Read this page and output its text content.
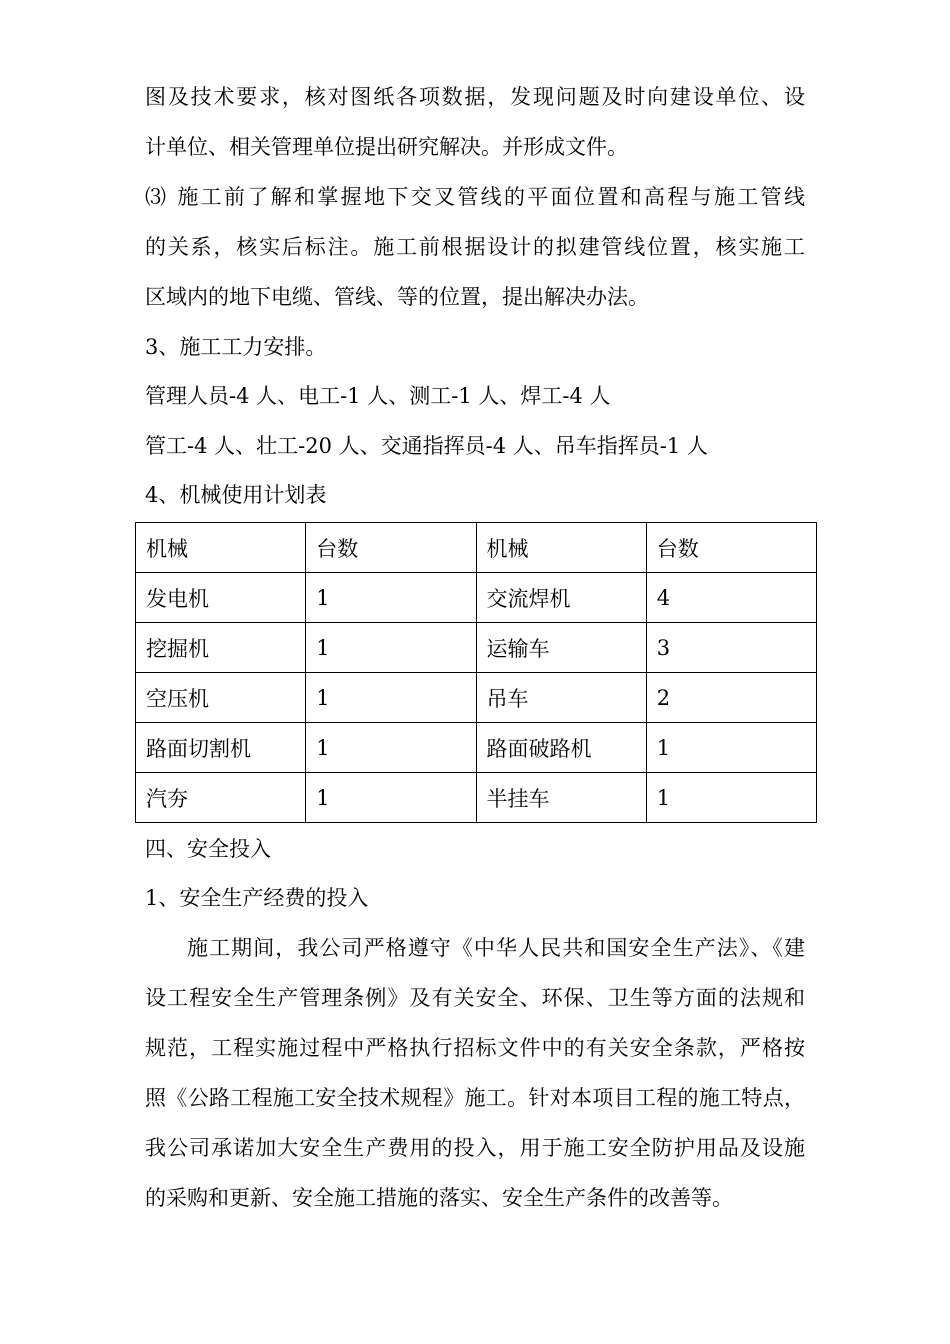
图及技术要求，核对图纸各项数据，发现问题及时向建设单位、设
计单位、相关管理单位提出研究解决。并形成文件。
⑶ 施工前了解和掌握地下交叉管线的平面位置和高程与施工管线
的关系，核实后标注。施工前根据设计的拟建管线位置，核实施工
区域内的地下电缆、管线、等的位置，提出解决办法。
3、施工工力安排。
管理人员-4 人、电工-1 人、测工-1 人、焊工-4 人
管工-4 人、壮工-20 人、交通指挥员-4 人、吊车指挥员-1 人
4、机械使用计划表
机械	台数	机械	台数
发电机	1	交流焊机	4
挖掘机	1	运输车	3
空压机	1	吊车	2
路面切割机	1	路面破路机	1
汽夯	1	半挂车	1
四、安全投入
1、安全生产经费的投入
施工期间，我公司严格遵守《中华人民共和国安全生产法》、《建
设工程安全生产管理条例》及有关安全、环保、卫生等方面的法规和
规范，工程实施过程中严格执行招标文件中的有关安全条款，严格按
照《公路工程施工安全技术规程》施工。针对本项目工程的施工特点，
我公司承诺加大安全生产费用的投入，用于施工安全防护用品及设施
的采购和更新、安全施工措施的落实、安全生产条件的改善等。
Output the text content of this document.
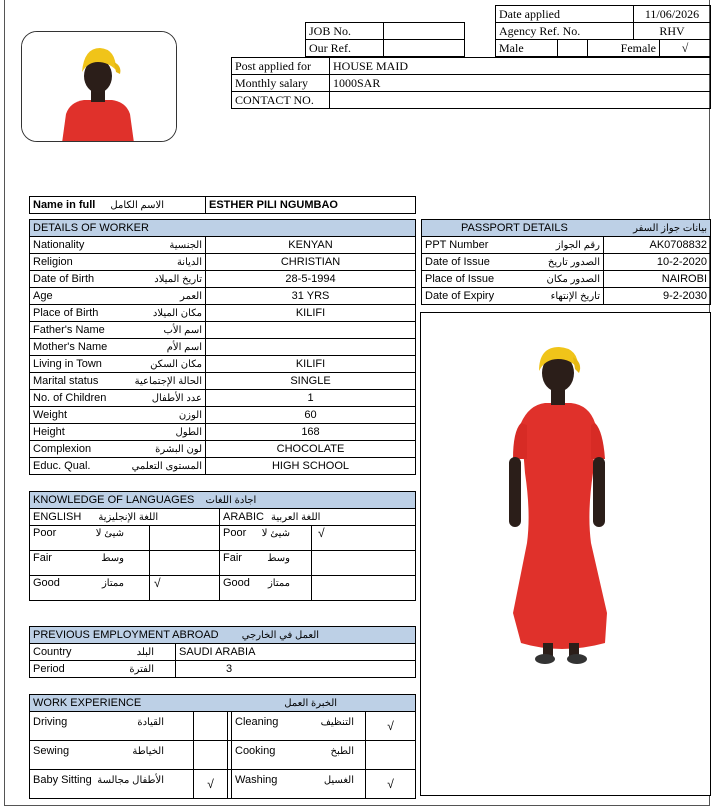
Date applied	11/06/2026
Agency Ref. No.	RHV
Male		Female	√
JOB No.	
Our Ref.	
Post applied for	HOUSE MAID
Monthly salary	1000SAR
CONTACT NO.	
Name in full الاسم الكامل	ESTHER PILI NGUMBAO
DETAILS OF WORKER	

Nationality الجنسية	KENYAN

Religion الديانة	CHRISTIAN

Date of Birth تاريخ الميلاد	28-5-1994

Age العمر	31 YRS

Place of Birth مكان الميلاد	KILIFI

Father's Name اسم الأب	

Mother's Name اسم الأم	

Living in Town مكان السكن	KILIFI

Marital status الحالة الإجتماعية	SINGLE

No. of Children عدد الأطفال	1

Weight الوزن	60

Height الطول	168

Complexion لون البشرة	CHOCOLATE

Educ. Qual. المستوى التعلمي	HIGH SCHOOL
PASSPORT DETAILS بيانات جواز السفر	

PPT Number رقم الجواز	AK0708832

Date of Issue الصدور تاريخ	10-2-2020

Place of Issue الصدور مكان	NAIROBI

Date of Expiry تاريخ الإنتهاء	9-2-2030
KNOWLEDGE OF LANGUAGES اجادة اللغات			
ENGLISH اللغة الإنجليزية		ARABIC اللغة العربية	

Poor شيئ لا		Poor شيئ لا	√

Fair وسط		Fair وسط	

Good ممتاز	√	Good ممتاز	

PREVIOUS EMPLOYMENT ABROAD العمل في الخارجي	

Country البلد	SAUDI ARABIA

Period الفترة	3
WORK EXPERIENCE الخبرة العمل				

Driving القيادة			Cleaning التنظيف	√

Sewing الخياطة			Cooking الطبخ	

Baby Sitting الأطفال مجالسة	√		Washing الغسيل	√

■ ■ ■ ■ ■

**DO THIS**
Begin at the line containing "Output the text content of this document." and extract every line through the end of the records, inclusive, exactly and only; omit pictures.

**RESULT FOR THIS EXERCISE**
Output the text content of this document.
Date applied	11/06/2026
Agency Ref. No.	RHV
Male		Female	√
JOB No.	
Our Ref.	
Post applied for	HOUSE MAID
Monthly salary	1000SAR
CONTACT NO.	
Name in full الاسم الكامل	ESTHER PILI NGUMBAO
DETAILS OF WORKER	

Nationality الجنسية	KENYAN

Religion الديانة	CHRISTIAN

Date of Birth تاريخ الميلاد	28-5-1994

Age العمر	31 YRS

Place of Birth مكان الميلاد	KILIFI

Father's Name اسم الأب	

Mother's Name اسم الأم	

Living in Town مكان السكن	KILIFI

Marital status الحالة الإجتماعية	SINGLE

No. of Children عدد الأطفال	1

Weight الوزن	60

Height الطول	168

Complexion لون البشرة	CHOCOLATE

Educ. Qual. المستوى التعلمي	HIGH SCHOOL
PASSPORT DETAILS بيانات جواز السفر	

PPT Number رقم الجواز	AK0708832

Date of Issue الصدور تاريخ	10-2-2020

Place of Issue الصدور مكان	NAIROBI

Date of Expiry تاريخ الإنتهاء	9-2-2030
KNOWLEDGE OF LANGUAGES اجادة اللغات			
ENGLISH اللغة الإنجليزية		ARABIC اللغة العربية	

Poor شيئ لا		Poor شيئ لا	√

Fair وسط		Fair وسط	

Good ممتاز	√	Good ممتاز	

PREVIOUS EMPLOYMENT ABROAD العمل في الخارجي	

Country البلد	SAUDI ARABIA

Period الفترة	3
WORK EXPERIENCE الخبرة العمل				

Driving القيادة			Cleaning التنظيف	√

Sewing الخياطة			Cooking الطبخ	

Baby Sitting الأطفال مجالسة	√		Washing الغسيل	√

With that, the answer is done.